**WHAT TO DO**
A line counts if it contains the word "this" at least once. State how many such lines the records contain, giving the number alone.

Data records
*-*-*

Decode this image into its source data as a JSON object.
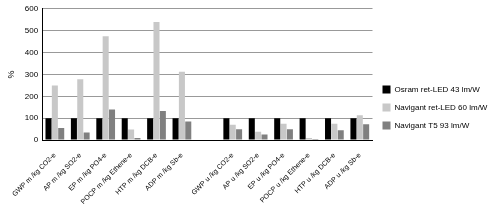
{
  "chart_data": {
    "type": "bar",
    "y_label": "%",
    "categories": [
      "GWP m /kg CO2-e",
      "AP m /kg SO2-e",
      "EP m /kg PO4-e",
      "POCP m /kg Ethene-e",
      "HTP m /kg DCB-e",
      "ADP m /kg Sb-e",
      null,
      "GWP u /kg CO2-e",
      "AP u /kg SO2-e",
      "EP u /kg PO4-e",
      "POCP u /kg Ethene-e",
      "HTP u /kg DCB-e",
      "ADP u /kg Sb-e"
    ],
    "series": [
      {
        "name": "Osram ret-LED 43 lm/W",
        "color": "#000000",
        "values": [
          100,
          100,
          100,
          100,
          100,
          100,
          null,
          100,
          100,
          100,
          100,
          100,
          100
        ]
      },
      {
        "name": "Navigant ret-LED 60 lm/W",
        "color": "#c8c8c8",
        "values": [
          250,
          278,
          475,
          48,
          540,
          312,
          null,
          70,
          38,
          75,
          10,
          75,
          113
        ]
      },
      {
        "name": "Navigant T5 93 lm/W",
        "color": "#808080",
        "values": [
          55,
          35,
          140,
          10,
          133,
          85,
          null,
          50,
          25,
          50,
          5,
          45,
          72
        ]
      }
    ],
    "ylim": [
      0,
      600
    ],
    "yticks": [
      0,
      100,
      200,
      300,
      400,
      500,
      600
    ],
    "grid": true,
    "legend": "right"
  }
}
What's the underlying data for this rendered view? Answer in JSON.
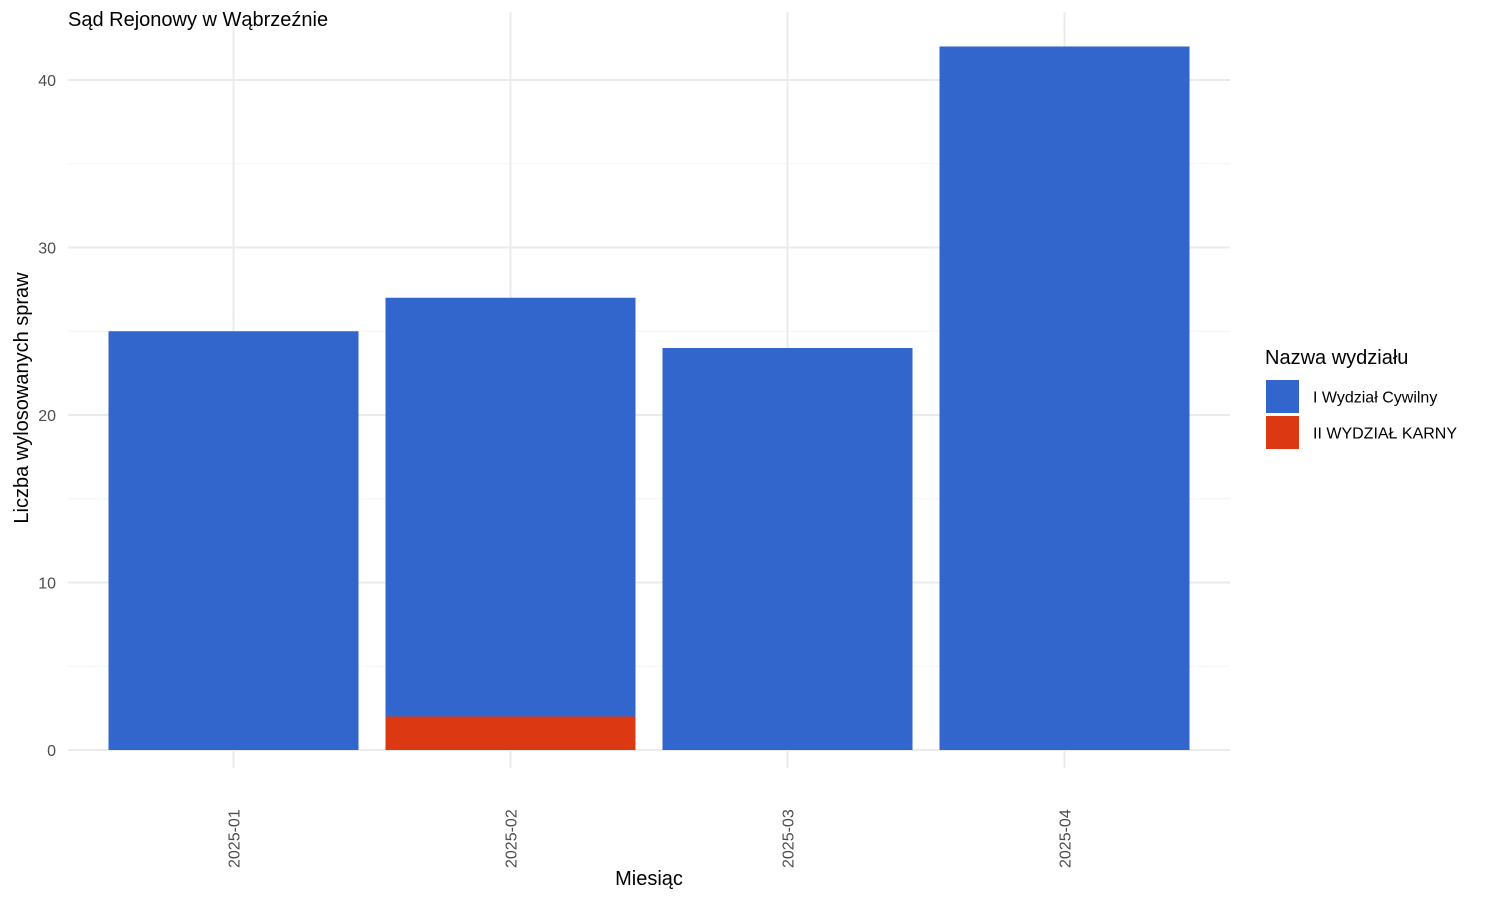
{
  "chart_data": {
    "type": "bar",
    "stacked": true,
    "title": "Sąd Rejonowy w Wąbrzeźnie",
    "xlabel": "Miesiąc",
    "ylabel": "Liczba wylosowanych spraw",
    "categories": [
      "2025-01",
      "2025-02",
      "2025-03",
      "2025-04"
    ],
    "ylim": [
      0,
      42
    ],
    "yticks": [
      0,
      10,
      20,
      30,
      40
    ],
    "grid": true,
    "series": [
      {
        "name": "I Wydział Cywilny",
        "values": [
          25,
          25,
          24,
          42
        ],
        "color": "#3366CC"
      },
      {
        "name": "II WYDZIAŁ KARNY",
        "values": [
          0,
          2,
          0,
          0
        ],
        "color": "#DC3912"
      }
    ],
    "legend": {
      "title": "Nazwa wydziału",
      "position": "right"
    }
  }
}
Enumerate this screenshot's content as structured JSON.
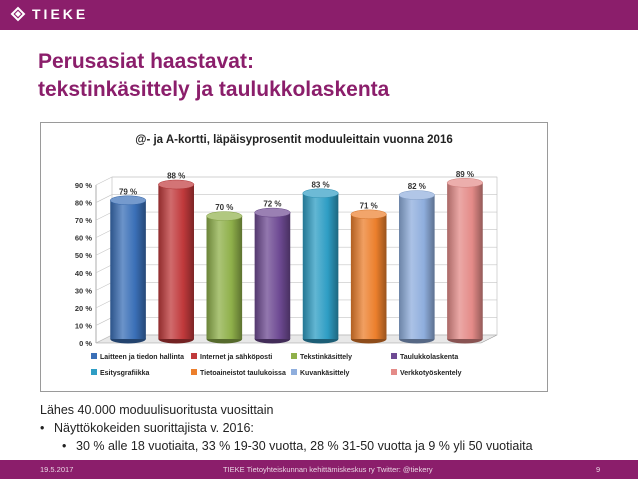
{
  "brand": {
    "name": "TIEKE",
    "color": "#8b1e6b"
  },
  "title": {
    "line1": "Perusasiat haastavat:",
    "line2": "tekstinkäsittely ja taulukkolaskenta"
  },
  "chart_data": {
    "type": "bar",
    "title": "@- ja A-kortti, läpäisyprosentit moduuleittain vuonna 2016",
    "categories": [
      "Laitteen ja tiedon hallinta",
      "Internet ja sähköposti",
      "Tekstinkäsittely",
      "Taulukkolaskenta",
      "Esitysgrafiikka",
      "Tietoaineistot taulukoissa",
      "Kuvankäsittely",
      "Verkkotyöskentely"
    ],
    "values": [
      79,
      88,
      70,
      72,
      83,
      71,
      82,
      89
    ],
    "value_labels": [
      "79 %",
      "88 %",
      "70 %",
      "72 %",
      "83 %",
      "71 %",
      "82 %",
      "89 %"
    ],
    "colors": [
      "#3a6fb7",
      "#c0393b",
      "#8fb04a",
      "#6e4a93",
      "#2e9dc4",
      "#ec7f2c",
      "#8faedd",
      "#e48b88"
    ],
    "ylim": [
      0,
      90
    ],
    "yticks": [
      "0 %",
      "10 %",
      "20 %",
      "30 %",
      "40 %",
      "50 %",
      "60 %",
      "70 %",
      "80 %",
      "90 %"
    ],
    "grid": true,
    "legend": "bottom"
  },
  "body": {
    "line1": "Lähes 40.000 moduulisuoritusta vuosittain",
    "bullet1": "Näyttökokeiden suorittajista v. 2016:",
    "bullet2": "30 % alle 18 vuotiaita, 33 % 19-30 vuotta, 28 % 31-50 vuotta ja 9 % yli 50 vuotiaita",
    "bullet_char": "•"
  },
  "footer": {
    "date": "19.5.2017",
    "org": "TIEKE Tietoyhteiskunnan kehittämiskeskus ry   Twitter: @tiekery",
    "page": "9"
  }
}
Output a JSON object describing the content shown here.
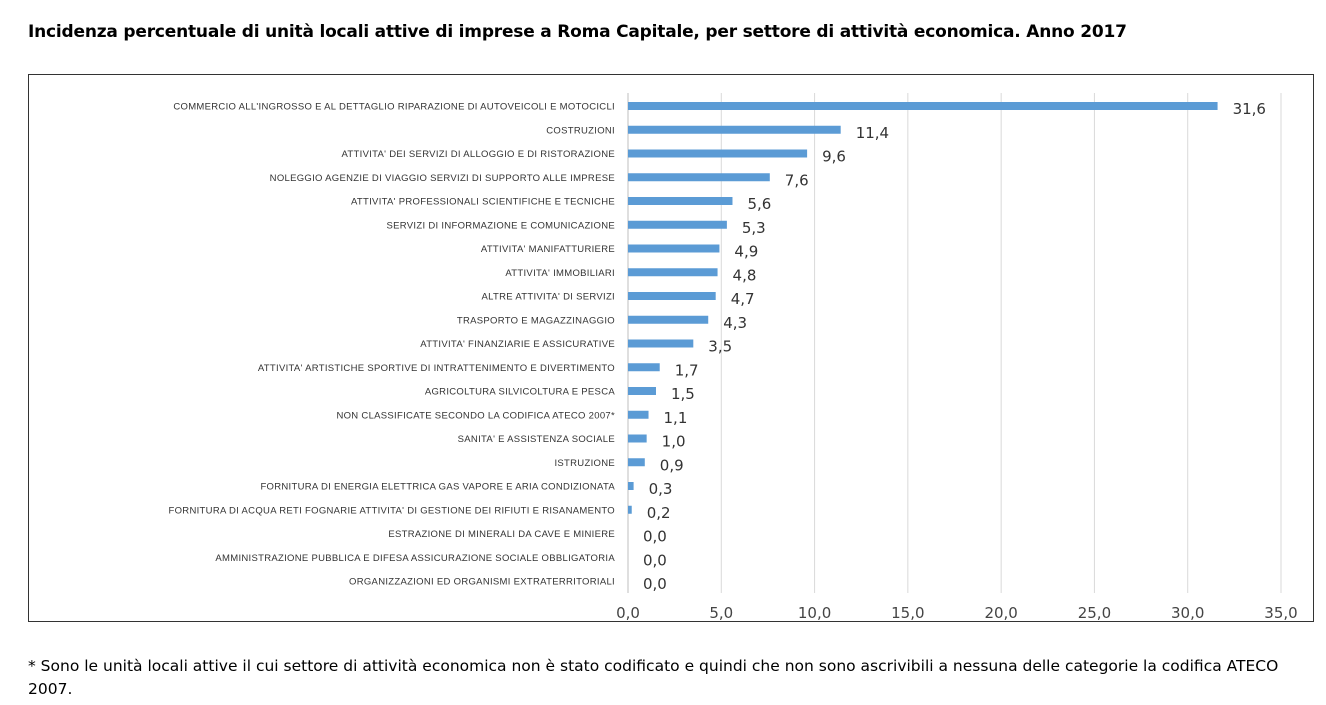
{
  "title": "Incidenza percentuale di unità locali attive di imprese a Roma Capitale, per settore di attività economica.  Anno 2017",
  "footnote": "* Sono le unità locali attive il cui settore di attività economica non è stato codificato e quindi che non sono ascrivibili a nessuna delle categorie la codifica ATECO 2007.",
  "colors": {
    "bar": "#5B9BD5",
    "grid": "#D9D9D9",
    "frame": "#333333"
  },
  "chart_data": {
    "type": "bar",
    "orientation": "horizontal",
    "title": "Incidenza percentuale di unità locali attive di imprese a Roma Capitale, per settore di attività economica.  Anno 2017",
    "xlabel": "",
    "ylabel": "",
    "xlim": [
      0,
      35
    ],
    "xticks": [
      "0,0",
      "5,0",
      "10,0",
      "15,0",
      "20,0",
      "25,0",
      "30,0",
      "35,0"
    ],
    "grid": "vertical",
    "legend": "none",
    "categories": [
      "COMMERCIO ALL'INGROSSO E AL DETTAGLIO RIPARAZIONE DI AUTOVEICOLI E MOTOCICLI",
      "COSTRUZIONI",
      "ATTIVITA' DEI SERVIZI DI ALLOGGIO E DI RISTORAZIONE",
      "NOLEGGIO AGENZIE DI VIAGGIO SERVIZI DI SUPPORTO ALLE IMPRESE",
      "ATTIVITA' PROFESSIONALI SCIENTIFICHE E TECNICHE",
      "SERVIZI DI INFORMAZIONE E COMUNICAZIONE",
      "ATTIVITA' MANIFATTURIERE",
      "ATTIVITA' IMMOBILIARI",
      "ALTRE ATTIVITA' DI SERVIZI",
      "TRASPORTO E MAGAZZINAGGIO",
      "ATTIVITA' FINANZIARIE E ASSICURATIVE",
      "ATTIVITA' ARTISTICHE SPORTIVE DI INTRATTENIMENTO E DIVERTIMENTO",
      "AGRICOLTURA SILVICOLTURA E PESCA",
      "NON CLASSIFICATE SECONDO LA CODIFICA ATECO 2007*",
      "SANITA' E ASSISTENZA SOCIALE",
      "ISTRUZIONE",
      "FORNITURA DI ENERGIA ELETTRICA GAS VAPORE E ARIA CONDIZIONATA",
      "FORNITURA DI ACQUA RETI FOGNARIE ATTIVITA' DI GESTIONE DEI RIFIUTI E RISANAMENTO",
      "ESTRAZIONE DI MINERALI DA CAVE E MINIERE",
      "AMMINISTRAZIONE PUBBLICA E DIFESA ASSICURAZIONE SOCIALE OBBLIGATORIA",
      "ORGANIZZAZIONI ED ORGANISMI EXTRATERRITORIALI"
    ],
    "values": [
      31.6,
      11.4,
      9.6,
      7.6,
      5.6,
      5.3,
      4.9,
      4.8,
      4.7,
      4.3,
      3.5,
      1.7,
      1.5,
      1.1,
      1.0,
      0.9,
      0.3,
      0.2,
      0.0,
      0.0,
      0.0
    ],
    "value_labels": [
      "31,6",
      "11,4",
      "9,6",
      "7,6",
      "5,6",
      "5,3",
      "4,9",
      "4,8",
      "4,7",
      "4,3",
      "3,5",
      "1,7",
      "1,5",
      "1,1",
      "1,0",
      "0,9",
      "0,3",
      "0,2",
      "0,0",
      "0,0",
      "0,0"
    ]
  }
}
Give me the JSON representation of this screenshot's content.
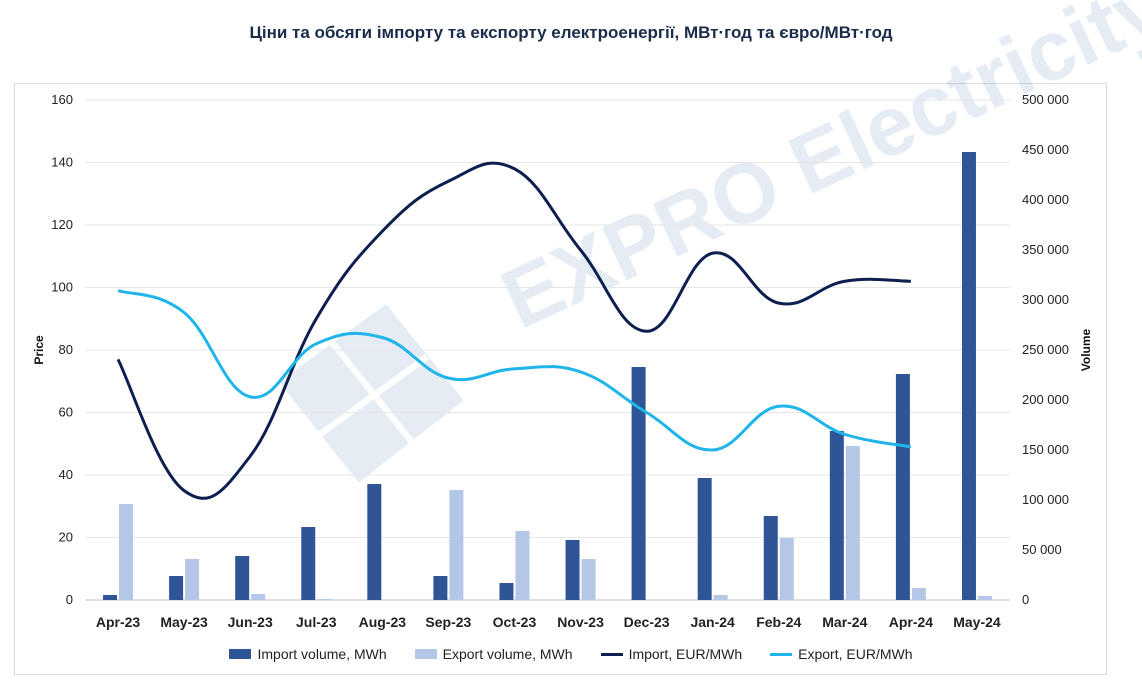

*-*-*

**EXPECTED OUTPUT**
4